Exercise prompt =>
Where a line holds "color", copy it.

====== Data for the task ======

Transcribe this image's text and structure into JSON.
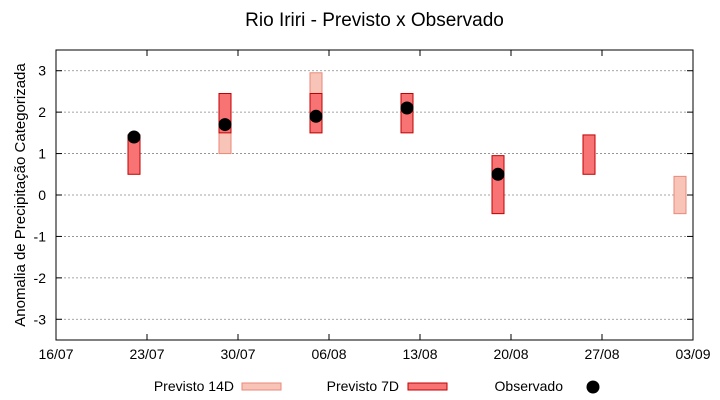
{
  "chart_data": {
    "type": "scatter",
    "title": "Rio Iriri - Previsto x Observado",
    "ylabel": "Anomalia de Precipitação Categorizada",
    "xlabel": "",
    "x_ticks": [
      "16/07",
      "23/07",
      "30/07",
      "06/08",
      "13/08",
      "20/08",
      "27/08",
      "03/09"
    ],
    "y_ticks": [
      3,
      2,
      1,
      0,
      -1,
      -2,
      -3
    ],
    "ylim": [
      -3.5,
      3.5
    ],
    "grid": true,
    "legend_position": "bottom",
    "series": [
      {
        "name": "Previsto 14D",
        "color": "#f8c4b8",
        "stroke": "#e88a7a",
        "kind": "range",
        "points": [
          {
            "x": "29/07",
            "low": 1.0,
            "high": 2.45
          },
          {
            "x": "05/08",
            "low": 1.5,
            "high": 2.95
          },
          {
            "x": "02/09",
            "low": -0.45,
            "high": 0.45
          }
        ]
      },
      {
        "name": "Previsto 7D",
        "color": "#f87474",
        "stroke": "#c00000",
        "kind": "range",
        "points": [
          {
            "x": "22/07",
            "low": 0.5,
            "high": 1.45
          },
          {
            "x": "29/07",
            "low": 1.5,
            "high": 2.45
          },
          {
            "x": "05/08",
            "low": 1.5,
            "high": 2.45
          },
          {
            "x": "12/08",
            "low": 1.5,
            "high": 2.45
          },
          {
            "x": "19/08",
            "low": -0.45,
            "high": 0.95
          },
          {
            "x": "26/08",
            "low": 0.5,
            "high": 1.45
          }
        ]
      },
      {
        "name": "Observado",
        "color": "#000000",
        "kind": "point",
        "points": [
          {
            "x": "22/07",
            "y": 1.4
          },
          {
            "x": "29/07",
            "y": 1.7
          },
          {
            "x": "05/08",
            "y": 1.9
          },
          {
            "x": "12/08",
            "y": 2.1
          },
          {
            "x": "19/08",
            "y": 0.5
          }
        ]
      }
    ]
  }
}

======

Response for this exercise =>
        "color": "#f8c4b8",
        "color": "#f87474",
        "color": "#000000",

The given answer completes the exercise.